**GOAL**
Retype the listing below line for line, leaving every character unchanged.

**RECORDS FOR THIS EXERCISE**
------------
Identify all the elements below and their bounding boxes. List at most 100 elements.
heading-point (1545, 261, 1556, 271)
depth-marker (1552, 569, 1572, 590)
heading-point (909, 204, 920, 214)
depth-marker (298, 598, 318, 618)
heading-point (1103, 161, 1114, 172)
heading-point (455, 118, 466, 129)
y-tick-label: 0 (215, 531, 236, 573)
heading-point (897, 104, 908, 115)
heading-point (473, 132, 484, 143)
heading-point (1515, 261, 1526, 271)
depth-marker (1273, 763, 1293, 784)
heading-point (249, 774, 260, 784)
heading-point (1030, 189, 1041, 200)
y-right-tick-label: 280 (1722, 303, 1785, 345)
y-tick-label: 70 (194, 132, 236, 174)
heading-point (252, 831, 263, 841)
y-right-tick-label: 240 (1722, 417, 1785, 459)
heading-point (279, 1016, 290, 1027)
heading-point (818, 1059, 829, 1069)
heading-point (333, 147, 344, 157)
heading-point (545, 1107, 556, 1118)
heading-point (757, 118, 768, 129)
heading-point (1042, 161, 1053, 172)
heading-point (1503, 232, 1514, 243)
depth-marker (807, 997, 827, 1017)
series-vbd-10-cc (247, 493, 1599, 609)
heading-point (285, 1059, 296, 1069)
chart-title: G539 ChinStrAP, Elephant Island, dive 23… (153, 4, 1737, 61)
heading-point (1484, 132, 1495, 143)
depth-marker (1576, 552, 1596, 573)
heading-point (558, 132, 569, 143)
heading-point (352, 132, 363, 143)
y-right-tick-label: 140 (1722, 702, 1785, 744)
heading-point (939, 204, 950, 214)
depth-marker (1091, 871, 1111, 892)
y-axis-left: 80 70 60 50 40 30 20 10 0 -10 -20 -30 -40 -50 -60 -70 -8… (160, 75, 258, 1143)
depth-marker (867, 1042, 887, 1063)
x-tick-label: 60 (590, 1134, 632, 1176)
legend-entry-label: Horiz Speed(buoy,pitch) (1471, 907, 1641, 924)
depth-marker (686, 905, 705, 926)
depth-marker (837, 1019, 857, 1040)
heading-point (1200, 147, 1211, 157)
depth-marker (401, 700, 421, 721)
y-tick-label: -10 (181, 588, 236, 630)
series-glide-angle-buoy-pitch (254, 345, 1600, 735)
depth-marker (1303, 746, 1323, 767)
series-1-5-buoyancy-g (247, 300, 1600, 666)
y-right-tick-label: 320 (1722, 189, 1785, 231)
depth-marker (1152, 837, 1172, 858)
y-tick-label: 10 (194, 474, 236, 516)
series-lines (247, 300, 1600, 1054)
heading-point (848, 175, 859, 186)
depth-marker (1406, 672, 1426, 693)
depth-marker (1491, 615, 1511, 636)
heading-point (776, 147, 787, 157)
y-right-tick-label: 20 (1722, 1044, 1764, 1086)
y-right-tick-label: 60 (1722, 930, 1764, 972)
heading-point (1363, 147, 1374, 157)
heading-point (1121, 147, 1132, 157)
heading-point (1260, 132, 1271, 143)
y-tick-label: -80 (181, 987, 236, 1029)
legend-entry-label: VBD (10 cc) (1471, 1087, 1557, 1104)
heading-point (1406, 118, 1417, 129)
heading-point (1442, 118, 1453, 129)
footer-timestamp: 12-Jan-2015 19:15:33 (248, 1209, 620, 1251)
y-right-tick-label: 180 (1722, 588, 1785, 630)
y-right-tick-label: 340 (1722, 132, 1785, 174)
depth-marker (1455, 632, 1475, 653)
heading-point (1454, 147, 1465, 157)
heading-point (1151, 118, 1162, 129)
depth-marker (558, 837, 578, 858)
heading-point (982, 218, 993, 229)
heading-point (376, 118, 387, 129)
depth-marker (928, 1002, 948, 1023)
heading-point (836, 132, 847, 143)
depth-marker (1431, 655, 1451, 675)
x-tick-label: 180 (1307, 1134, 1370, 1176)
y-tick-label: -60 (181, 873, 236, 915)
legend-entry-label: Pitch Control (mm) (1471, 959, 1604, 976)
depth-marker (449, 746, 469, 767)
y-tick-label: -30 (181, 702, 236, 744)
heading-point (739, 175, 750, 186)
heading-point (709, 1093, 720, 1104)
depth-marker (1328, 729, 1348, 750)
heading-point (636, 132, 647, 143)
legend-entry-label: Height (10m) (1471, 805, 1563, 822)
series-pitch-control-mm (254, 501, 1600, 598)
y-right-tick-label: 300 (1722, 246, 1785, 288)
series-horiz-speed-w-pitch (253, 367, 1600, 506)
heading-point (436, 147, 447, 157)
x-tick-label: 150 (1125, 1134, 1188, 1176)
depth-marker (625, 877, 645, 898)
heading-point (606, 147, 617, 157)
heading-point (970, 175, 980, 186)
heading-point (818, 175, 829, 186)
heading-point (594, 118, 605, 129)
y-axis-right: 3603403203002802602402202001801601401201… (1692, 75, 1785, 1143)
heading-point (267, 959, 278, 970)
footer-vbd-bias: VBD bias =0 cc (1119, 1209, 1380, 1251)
------------
**ANSWER BELOW**
Identify all the elements below and their bounding boxes. List at most 100 elements.
heading-point (1545, 261, 1556, 271)
depth-marker (1552, 569, 1572, 590)
heading-point (909, 204, 920, 214)
depth-marker (298, 598, 318, 618)
heading-point (1103, 161, 1114, 172)
heading-point (455, 118, 466, 129)
y-tick-label: 0 (215, 531, 236, 573)
heading-point (897, 104, 908, 115)
heading-point (473, 132, 484, 143)
heading-point (1515, 261, 1526, 271)
depth-marker (1273, 763, 1293, 784)
heading-point (249, 774, 260, 784)
heading-point (1030, 189, 1041, 200)
y-right-tick-label: 280 (1722, 303, 1785, 345)
y-tick-label: 70 (194, 132, 236, 174)
heading-point (252, 831, 263, 841)
y-right-tick-label: 240 (1722, 417, 1785, 459)
heading-point (279, 1016, 290, 1027)
heading-point (818, 1059, 829, 1069)
heading-point (333, 147, 344, 157)
heading-point (545, 1107, 556, 1118)
heading-point (757, 118, 768, 129)
heading-point (1042, 161, 1053, 172)
heading-point (1503, 232, 1514, 243)
depth-marker (807, 997, 827, 1017)
series-vbd-10-cc (247, 493, 1599, 609)
heading-point (285, 1059, 296, 1069)
chart-title: G539 ChinStrAP, Elephant Island, dive 23… (153, 4, 1737, 61)
heading-point (1484, 132, 1495, 143)
depth-marker (1576, 552, 1596, 573)
heading-point (558, 132, 569, 143)
heading-point (352, 132, 363, 143)
y-right-tick-label: 140 (1722, 702, 1785, 744)
heading-point (939, 204, 950, 214)
depth-marker (1091, 871, 1111, 892)
y-axis-left: 80 70 60 50 40 30 20 10 0 -10 -20 -30 -40 -50 -60 -70 -8… (160, 75, 258, 1143)
depth-marker (867, 1042, 887, 1063)
x-tick-label: 60 (590, 1134, 632, 1176)
legend-entry-label: Horiz Speed(buoy,pitch) (1471, 907, 1641, 924)
depth-marker (686, 905, 705, 926)
depth-marker (837, 1019, 857, 1040)
heading-point (1200, 147, 1211, 157)
depth-marker (401, 700, 421, 721)
y-tick-label: -10 (181, 588, 236, 630)
series-glide-angle-buoy-pitch (254, 345, 1600, 735)
depth-marker (1303, 746, 1323, 767)
series-1-5-buoyancy-g (247, 300, 1600, 666)
y-right-tick-label: 320 (1722, 189, 1785, 231)
depth-marker (1152, 837, 1172, 858)
y-tick-label: 10 (194, 474, 236, 516)
series-lines (247, 300, 1600, 1054)
heading-point (848, 175, 859, 186)
depth-marker (1406, 672, 1426, 693)
depth-marker (1491, 615, 1511, 636)
heading-point (776, 147, 787, 157)
y-right-tick-label: 20 (1722, 1044, 1764, 1086)
y-right-tick-label: 60 (1722, 930, 1764, 972)
heading-point (1363, 147, 1374, 157)
heading-point (1121, 147, 1132, 157)
heading-point (1260, 132, 1271, 143)
y-tick-label: -80 (181, 987, 236, 1029)
legend-entry-label: VBD (10 cc) (1471, 1087, 1557, 1104)
heading-point (1406, 118, 1417, 129)
heading-point (1442, 118, 1453, 129)
footer-timestamp: 12-Jan-2015 19:15:33 (248, 1209, 620, 1251)
y-right-tick-label: 180 (1722, 588, 1785, 630)
y-right-tick-label: 340 (1722, 132, 1785, 174)
depth-marker (1455, 632, 1475, 653)
heading-point (1454, 147, 1465, 157)
heading-point (1151, 118, 1162, 129)
depth-marker (558, 837, 578, 858)
heading-point (982, 218, 993, 229)
heading-point (376, 118, 387, 129)
depth-marker (928, 1002, 948, 1023)
heading-point (836, 132, 847, 143)
depth-marker (1431, 655, 1451, 675)
x-tick-label: 180 (1307, 1134, 1370, 1176)
y-tick-label: -60 (181, 873, 236, 915)
legend-entry-label: Pitch Control (mm) (1471, 959, 1604, 976)
depth-marker (449, 746, 469, 767)
y-tick-label: -30 (181, 702, 236, 744)
heading-point (739, 175, 750, 186)
heading-point (709, 1093, 720, 1104)
depth-marker (1328, 729, 1348, 750)
heading-point (636, 132, 647, 143)
legend-entry-label: Height (10m) (1471, 805, 1563, 822)
series-pitch-control-mm (254, 501, 1600, 598)
y-right-tick-label: 300 (1722, 246, 1785, 288)
series-horiz-speed-w-pitch (253, 367, 1600, 506)
heading-point (436, 147, 447, 157)
x-tick-label: 150 (1125, 1134, 1188, 1176)
depth-marker (625, 877, 645, 898)
heading-point (606, 147, 617, 157)
heading-point (970, 175, 980, 186)
heading-point (818, 175, 829, 186)
heading-point (594, 118, 605, 129)
y-axis-right: 3603403203002802602402202001801601401201… (1692, 75, 1785, 1143)
heading-point (267, 959, 278, 970)
footer-vbd-bias: VBD bias =0 cc (1119, 1209, 1380, 1251)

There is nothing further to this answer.